WHAT IS REQUIRED:
Recast every line of the rows below as a Markdown table with two columns, Number and Line. Skip any blank lines and leave out the pictures.

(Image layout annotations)
--------------------

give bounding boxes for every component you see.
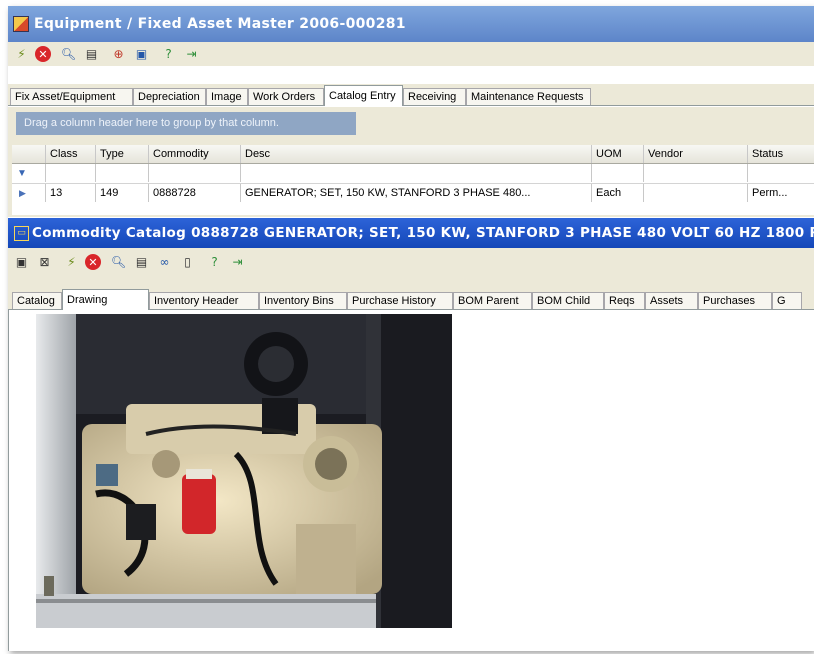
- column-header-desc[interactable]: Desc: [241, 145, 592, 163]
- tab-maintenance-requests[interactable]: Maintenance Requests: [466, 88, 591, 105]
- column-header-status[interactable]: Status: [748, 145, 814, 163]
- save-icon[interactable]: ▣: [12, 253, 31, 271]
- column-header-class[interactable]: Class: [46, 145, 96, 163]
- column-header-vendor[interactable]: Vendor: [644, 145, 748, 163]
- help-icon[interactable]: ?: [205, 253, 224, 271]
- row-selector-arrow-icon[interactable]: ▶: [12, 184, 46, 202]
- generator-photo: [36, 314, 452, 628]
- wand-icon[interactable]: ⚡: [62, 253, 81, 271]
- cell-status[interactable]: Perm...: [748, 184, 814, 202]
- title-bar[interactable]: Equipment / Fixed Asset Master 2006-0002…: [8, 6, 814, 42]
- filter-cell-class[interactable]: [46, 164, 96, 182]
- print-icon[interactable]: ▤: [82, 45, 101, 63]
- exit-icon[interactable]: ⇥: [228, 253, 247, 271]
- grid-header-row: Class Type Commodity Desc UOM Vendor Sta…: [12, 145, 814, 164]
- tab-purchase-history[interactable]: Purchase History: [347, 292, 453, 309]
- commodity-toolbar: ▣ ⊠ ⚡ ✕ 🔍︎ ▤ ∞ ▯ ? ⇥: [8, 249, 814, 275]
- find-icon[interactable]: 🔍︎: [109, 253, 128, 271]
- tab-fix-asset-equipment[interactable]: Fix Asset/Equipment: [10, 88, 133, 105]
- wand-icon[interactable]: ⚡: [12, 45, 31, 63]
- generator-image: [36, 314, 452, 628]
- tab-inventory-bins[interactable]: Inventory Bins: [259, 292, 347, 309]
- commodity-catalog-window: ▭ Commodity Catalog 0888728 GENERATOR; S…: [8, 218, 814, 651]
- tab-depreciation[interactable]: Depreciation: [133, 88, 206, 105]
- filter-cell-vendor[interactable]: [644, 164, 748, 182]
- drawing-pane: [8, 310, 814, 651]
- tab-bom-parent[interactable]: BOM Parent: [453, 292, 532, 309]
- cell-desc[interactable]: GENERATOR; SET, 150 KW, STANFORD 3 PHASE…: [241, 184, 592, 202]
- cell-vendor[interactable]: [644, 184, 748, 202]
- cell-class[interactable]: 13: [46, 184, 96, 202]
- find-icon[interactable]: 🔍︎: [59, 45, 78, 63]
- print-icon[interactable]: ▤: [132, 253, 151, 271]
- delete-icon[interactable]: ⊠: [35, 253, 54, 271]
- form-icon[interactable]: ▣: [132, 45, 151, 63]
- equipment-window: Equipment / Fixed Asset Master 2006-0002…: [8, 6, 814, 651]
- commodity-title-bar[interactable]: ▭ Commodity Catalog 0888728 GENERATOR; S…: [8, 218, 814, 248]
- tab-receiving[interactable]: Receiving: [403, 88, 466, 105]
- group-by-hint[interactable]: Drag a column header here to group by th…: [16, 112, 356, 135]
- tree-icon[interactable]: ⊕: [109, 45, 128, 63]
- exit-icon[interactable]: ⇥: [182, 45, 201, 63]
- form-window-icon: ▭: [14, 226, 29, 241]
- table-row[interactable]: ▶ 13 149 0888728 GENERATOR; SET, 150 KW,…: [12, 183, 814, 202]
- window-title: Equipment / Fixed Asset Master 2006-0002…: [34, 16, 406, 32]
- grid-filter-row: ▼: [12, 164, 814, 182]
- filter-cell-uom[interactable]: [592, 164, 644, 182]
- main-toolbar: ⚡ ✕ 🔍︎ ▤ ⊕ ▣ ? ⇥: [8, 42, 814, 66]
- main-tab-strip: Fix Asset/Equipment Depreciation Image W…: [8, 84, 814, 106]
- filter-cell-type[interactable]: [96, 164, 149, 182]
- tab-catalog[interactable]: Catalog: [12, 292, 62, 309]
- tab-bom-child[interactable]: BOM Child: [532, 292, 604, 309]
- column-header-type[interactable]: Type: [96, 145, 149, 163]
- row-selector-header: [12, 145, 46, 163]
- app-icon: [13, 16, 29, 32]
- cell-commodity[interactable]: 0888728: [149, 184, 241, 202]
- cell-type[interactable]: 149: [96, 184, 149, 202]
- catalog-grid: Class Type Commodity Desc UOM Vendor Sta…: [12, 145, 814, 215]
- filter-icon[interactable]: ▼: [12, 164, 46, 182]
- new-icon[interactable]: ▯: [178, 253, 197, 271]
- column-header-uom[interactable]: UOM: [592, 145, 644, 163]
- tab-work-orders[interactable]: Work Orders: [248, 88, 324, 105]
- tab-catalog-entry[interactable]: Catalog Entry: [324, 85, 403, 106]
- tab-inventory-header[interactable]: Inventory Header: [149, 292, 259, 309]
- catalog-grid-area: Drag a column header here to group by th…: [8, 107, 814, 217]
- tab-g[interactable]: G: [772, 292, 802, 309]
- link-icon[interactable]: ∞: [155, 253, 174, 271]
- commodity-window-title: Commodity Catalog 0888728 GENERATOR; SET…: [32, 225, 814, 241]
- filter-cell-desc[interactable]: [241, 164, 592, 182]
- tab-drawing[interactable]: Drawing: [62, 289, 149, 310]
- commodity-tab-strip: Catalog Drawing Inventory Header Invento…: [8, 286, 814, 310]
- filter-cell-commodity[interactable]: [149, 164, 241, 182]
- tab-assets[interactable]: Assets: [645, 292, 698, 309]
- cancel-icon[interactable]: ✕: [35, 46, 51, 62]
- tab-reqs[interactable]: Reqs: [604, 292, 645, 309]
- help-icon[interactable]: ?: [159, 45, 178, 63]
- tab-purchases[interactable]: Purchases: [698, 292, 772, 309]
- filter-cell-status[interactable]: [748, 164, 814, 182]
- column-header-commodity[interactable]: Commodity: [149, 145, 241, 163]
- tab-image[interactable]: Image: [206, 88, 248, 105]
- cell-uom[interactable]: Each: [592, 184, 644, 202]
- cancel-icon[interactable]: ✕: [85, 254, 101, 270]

--------------------

WRITTEN ANSWER:
| Number | Line |
|---|---|
| 1 | give bounding boxes for every component you see. |
| 2 | - column-header-desc[interactable]: Desc: [241, 145, 592, 163] |
| 3 | - tab-maintenance-requests[interactable]: Maintenance Requests: [466, 88, 591, 105] |
| 4 | - column-header-status[interactable]: Status: [748, 145, 814, 163] |
| 5 | - save-icon[interactable]: ▣: [12, 253, 31, 271] |
| 6 | - column-header-class[interactable]: Class: [46, 145, 96, 163] |
| 7 | - column-header-vendor[interactable]: Vendor: [644, 145, 748, 163] |
| 8 | - help-icon[interactable]: ?: [205, 253, 224, 271] |
| 9 | - row-selector-arrow-icon[interactable]: ▶: [12, 184, 46, 202] |
| 10 | - generator-photo: [36, 314, 452, 628] |
| 11 | - wand-icon[interactable]: ⚡: [62, 253, 81, 271] |
| 12 | - cell-status[interactable]: Perm...: [748, 184, 814, 202] |
| 13 | - title-bar[interactable]: Equipment / Fixed Asset Master 2006-0002…: [8, 6, 814, 42] |
| 14 | - filter-cell-class[interactable]: [46, 164, 96, 182] |
| 15 | - print-icon[interactable]: ▤: [82, 45, 101, 63] |
| 16 | - exit-icon[interactable]: ⇥: [228, 253, 247, 271] |
| 17 | - grid-header-row: Class Type Commodity Desc UOM Vendor Sta…: [12, 145, 814, 164] |
| 18 | - tab-purchase-history[interactable]: Purchase History: [347, 292, 453, 309] |
| 19 | - commodity-toolbar: ▣ ⊠ ⚡ ✕ 🔍︎ ▤ ∞ ▯ ? ⇥: [8, 249, 814, 275] |
| 20 | - find-icon[interactable]: 🔍︎: [109, 253, 128, 271] |
| 21 | - tab-fix-asset-equipment[interactable]: Fix Asset/Equipment: [10, 88, 133, 105] |
| 22 | - wand-icon[interactable]: ⚡: [12, 45, 31, 63] |
| 23 | - generator-image: [36, 314, 452, 628] |
| 24 | - tab-inventory-bins[interactable]: Inventory Bins: [259, 292, 347, 309] |
| 25 | - commodity-catalog-window: ▭ Commodity Catalog 0888728 GENERATOR; S…: [8, 218, 814, 651] |
| 26 | - tab-depreciation[interactable]: Depreciation: [133, 88, 206, 105] |
| 27 | - filter-cell-vendor[interactable]: [644, 164, 748, 182] |
| 28 | - drawing-pane: [8, 310, 814, 651] |
| 29 | - tab-bom-parent[interactable]: BOM Parent: [453, 292, 532, 309] |
| 30 | - cell-desc[interactable]: GENERATOR; SET, 150 KW, STANFORD 3 PHASE…: [241, 184, 592, 202] |
| 31 | - cell-vendor[interactable]: [644, 184, 748, 202] |
| 32 | - cell-class[interactable]: 13: [46, 184, 96, 202] |
| 33 | - find-icon[interactable]: 🔍︎: [59, 45, 78, 63] |
| 34 | - print-icon[interactable]: ▤: [132, 253, 151, 271] |
| 35 | - delete-icon[interactable]: ⊠: [35, 253, 54, 271] |
| 36 | - form-icon[interactable]: ▣: [132, 45, 151, 63] |
| 37 | - equipment-window: Equipment / Fixed Asset Master 2006-0002…: [8, 6, 814, 651] |
| 38 | - commodity-title-bar[interactable]: ▭ Commodity Catalog 0888728 GENERATOR; S…: [8, 218, 814, 248] |
| 39 | - tab-receiving[interactable]: Receiving: [403, 88, 466, 105] |
| 40 | - group-by-hint[interactable]: Drag a column header here to group by th…: [16, 112, 356, 135] |
| 41 | - tree-icon[interactable]: ⊕: [109, 45, 128, 63] |
| 42 | - exit-icon[interactable]: ⇥: [182, 45, 201, 63] |
| 43 | - form-window-icon: ▭: [14, 226, 29, 241] |
| 44 | - table-row[interactable]: ▶ 13 149 0888728 GENERATOR; SET, 150 KW,…: [12, 183, 814, 202] |
| 45 | - window-title: Equipment / Fixed Asset Master 2006-0002…: [34, 16, 406, 32] |
| 46 | - grid-filter-row: ▼: [12, 164, 814, 182] |
| 47 | - filter-cell-uom[interactable]: [592, 164, 644, 182] |
| 48 | - main-toolbar: ⚡ ✕ 🔍︎ ▤ ⊕ ▣ ? ⇥: [8, 42, 814, 66] |
| 49 | - main-tab-strip: Fix Asset/Equipment Depreciation Image W…: [8, 84, 814, 106] |
| 50 | - filter-cell-type[interactable]: [96, 164, 149, 182] |
| 51 | - tab-catalog[interactable]: Catalog: [12, 292, 62, 309] |
| 52 | - tab-bom-child[interactable]: BOM Child: [532, 292, 604, 309] |
| 53 | - column-header-type[interactable]: Type: [96, 145, 149, 163] |
| 54 | - row-selector-header: [12, 145, 46, 163] |
| 55 | - app-icon: [13, 16, 29, 32] |
| 56 | - cell-commodity[interactable]: 0888728: [149, 184, 241, 202] |
| 57 | - cell-type[interactable]: 149: [96, 184, 149, 202] |
| 58 | - catalog-grid: Class Type Commodity Desc UOM Vendor Sta…: [12, 145, 814, 215] |
| 59 | - filter-icon[interactable]: ▼: [12, 164, 46, 182] |
| 60 | - new-icon[interactable]: ▯: [178, 253, 197, 271] |
| 61 | - column-header-uom[interactable]: UOM: [592, 145, 644, 163] |
| 62 | - tab-work-orders[interactable]: Work Orders: [248, 88, 324, 105] |
| 63 | - tab-catalog-entry[interactable]: Catalog Entry: [324, 85, 403, 106] |
| 64 | - tab-inventory-header[interactable]: Inventory Header: [149, 292, 259, 309] |
| 65 | - catalog-grid-area: Drag a column header here to group by th…: [8, 107, 814, 217] |
| 66 | - tab-g[interactable]: G: [772, 292, 802, 309] |
| 67 | - link-icon[interactable]: ∞: [155, 253, 174, 271] |
| 68 | - commodity-window-title: Commodity Catalog 0888728 GENERATOR; SET…: [32, 225, 814, 241] |
| 69 | - filter-cell-desc[interactable]: [241, 164, 592, 182] |
| 70 | - tab-drawing[interactable]: Drawing: [62, 289, 149, 310] |
| 71 | - commodity-tab-strip: Catalog Drawing Inventory Header Invento…: [8, 286, 814, 310] |
| 72 | - filter-cell-commodity[interactable]: [149, 164, 241, 182] |
| 73 | - tab-assets[interactable]: Assets: [645, 292, 698, 309] |
| 74 | - cancel-icon[interactable]: ✕: [35, 46, 51, 62] |
| 75 | - tab-reqs[interactable]: Reqs: [604, 292, 645, 309] |
| 76 | - help-icon[interactable]: ?: [159, 45, 178, 63] |
| 77 | - tab-purchases[interactable]: Purchases: [698, 292, 772, 309] |
| 78 | - filter-cell-status[interactable]: [748, 164, 814, 182] |
| 79 | - column-header-commodity[interactable]: Commodity: [149, 145, 241, 163] |
| 80 | - tab-image[interactable]: Image: [206, 88, 248, 105] |
| 81 | - cell-uom[interactable]: Each: [592, 184, 644, 202] |
| 82 | - cancel-icon[interactable]: ✕: [85, 254, 101, 270] |